List of tasks »
- 1) According to the plan description, which company serves as the Plan Agent?
- 2) Please say whether each statement agrees with the plan description, answering yes or no and quoting the deciding words: (a) Participation in the Plan is required. (b) The Plan Agent mails a statement after each investment. (c) Certificates given to the Plan Agent for safekeeping are held through a "book-entry" account in the holder's name.

Selection »
********************

Your cash dividends and/or other distributions will go directly to American Stock Transfer & Trust Company (the “Plan Agent”), which will administer the Plan, assuring prompt reinvestment of your dividends and/or other distributions.  It is intended that such cash dividends and/or other distributions, together with any voluntary cash payments, will be fully utilized to purchase shares of Eagle Capital Growth Fund, Inc. common stock.
 
The Plan Agent does all of the work and, at your option, will accept delivery from you, for safekeeping of, the certificates which you hold in your own name and representing shares of stock of Eagle Capital Growth Fund, Inc. by establishing a “book-entry” account in your name.
 
The maintenance of your personal records is simplified by the detailed statements which the Plan Agent will mail to you after each investment.
 
Participation in the Plan is entirely voluntary.  You may join at any time, and you may terminate your participation whenever you wish by following the procedures described below.

********************

[Coordinate annotation records]
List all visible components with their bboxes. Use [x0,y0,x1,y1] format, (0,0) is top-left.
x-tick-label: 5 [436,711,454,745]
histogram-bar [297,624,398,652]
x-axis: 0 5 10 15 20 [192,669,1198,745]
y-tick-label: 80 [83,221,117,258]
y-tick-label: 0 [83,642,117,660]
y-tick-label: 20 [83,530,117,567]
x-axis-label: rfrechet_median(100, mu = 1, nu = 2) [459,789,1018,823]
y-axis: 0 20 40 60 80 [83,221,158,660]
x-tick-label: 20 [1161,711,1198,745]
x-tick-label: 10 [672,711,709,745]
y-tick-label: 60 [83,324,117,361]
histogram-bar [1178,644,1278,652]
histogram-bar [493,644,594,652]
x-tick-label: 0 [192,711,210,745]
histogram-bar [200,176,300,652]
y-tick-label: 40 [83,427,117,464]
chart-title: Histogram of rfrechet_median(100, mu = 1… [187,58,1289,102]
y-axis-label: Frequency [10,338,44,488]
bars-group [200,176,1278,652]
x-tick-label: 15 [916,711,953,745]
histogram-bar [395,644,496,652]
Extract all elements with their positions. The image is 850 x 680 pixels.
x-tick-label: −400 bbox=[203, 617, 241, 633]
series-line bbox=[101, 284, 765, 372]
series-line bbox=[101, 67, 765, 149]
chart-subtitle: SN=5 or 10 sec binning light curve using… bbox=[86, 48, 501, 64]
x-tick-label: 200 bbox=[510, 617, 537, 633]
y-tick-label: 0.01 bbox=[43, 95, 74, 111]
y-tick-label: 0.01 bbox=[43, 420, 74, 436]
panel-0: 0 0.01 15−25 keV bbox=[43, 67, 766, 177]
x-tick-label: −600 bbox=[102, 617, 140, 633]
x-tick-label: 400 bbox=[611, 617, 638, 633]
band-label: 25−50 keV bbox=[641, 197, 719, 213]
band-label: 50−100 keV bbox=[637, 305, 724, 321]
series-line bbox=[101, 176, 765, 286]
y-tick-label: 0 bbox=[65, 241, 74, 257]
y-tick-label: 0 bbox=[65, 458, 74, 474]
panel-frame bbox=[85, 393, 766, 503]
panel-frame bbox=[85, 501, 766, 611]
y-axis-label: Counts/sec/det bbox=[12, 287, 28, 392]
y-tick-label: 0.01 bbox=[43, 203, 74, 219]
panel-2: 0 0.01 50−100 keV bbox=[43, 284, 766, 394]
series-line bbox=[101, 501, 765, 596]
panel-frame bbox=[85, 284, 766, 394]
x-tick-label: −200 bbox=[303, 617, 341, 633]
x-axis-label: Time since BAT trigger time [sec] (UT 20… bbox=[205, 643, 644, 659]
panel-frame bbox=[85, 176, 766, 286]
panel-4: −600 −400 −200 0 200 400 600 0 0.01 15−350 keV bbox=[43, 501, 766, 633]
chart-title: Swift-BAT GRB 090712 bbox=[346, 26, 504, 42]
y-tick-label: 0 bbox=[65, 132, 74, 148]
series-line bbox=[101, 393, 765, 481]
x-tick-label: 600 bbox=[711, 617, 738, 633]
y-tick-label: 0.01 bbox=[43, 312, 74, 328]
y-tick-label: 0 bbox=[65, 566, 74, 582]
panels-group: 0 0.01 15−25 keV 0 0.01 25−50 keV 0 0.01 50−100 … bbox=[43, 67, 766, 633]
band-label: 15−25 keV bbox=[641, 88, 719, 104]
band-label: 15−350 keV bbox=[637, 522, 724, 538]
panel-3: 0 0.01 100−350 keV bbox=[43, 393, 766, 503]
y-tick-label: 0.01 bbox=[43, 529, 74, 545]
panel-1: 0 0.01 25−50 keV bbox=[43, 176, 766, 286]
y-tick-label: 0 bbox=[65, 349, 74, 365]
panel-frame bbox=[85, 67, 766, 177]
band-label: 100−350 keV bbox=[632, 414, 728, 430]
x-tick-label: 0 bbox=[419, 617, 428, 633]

********************

Results of the exercise »
- 1) American Stock Transfer & Trust Company

- 2)
(a) No: "Participation in the Plan is entirely voluntary."
(b) Yes: "the detailed statements which the Plan Agent will mail to you after each investment"
(c) Yes: "by establishing a “book-entry” account in your name"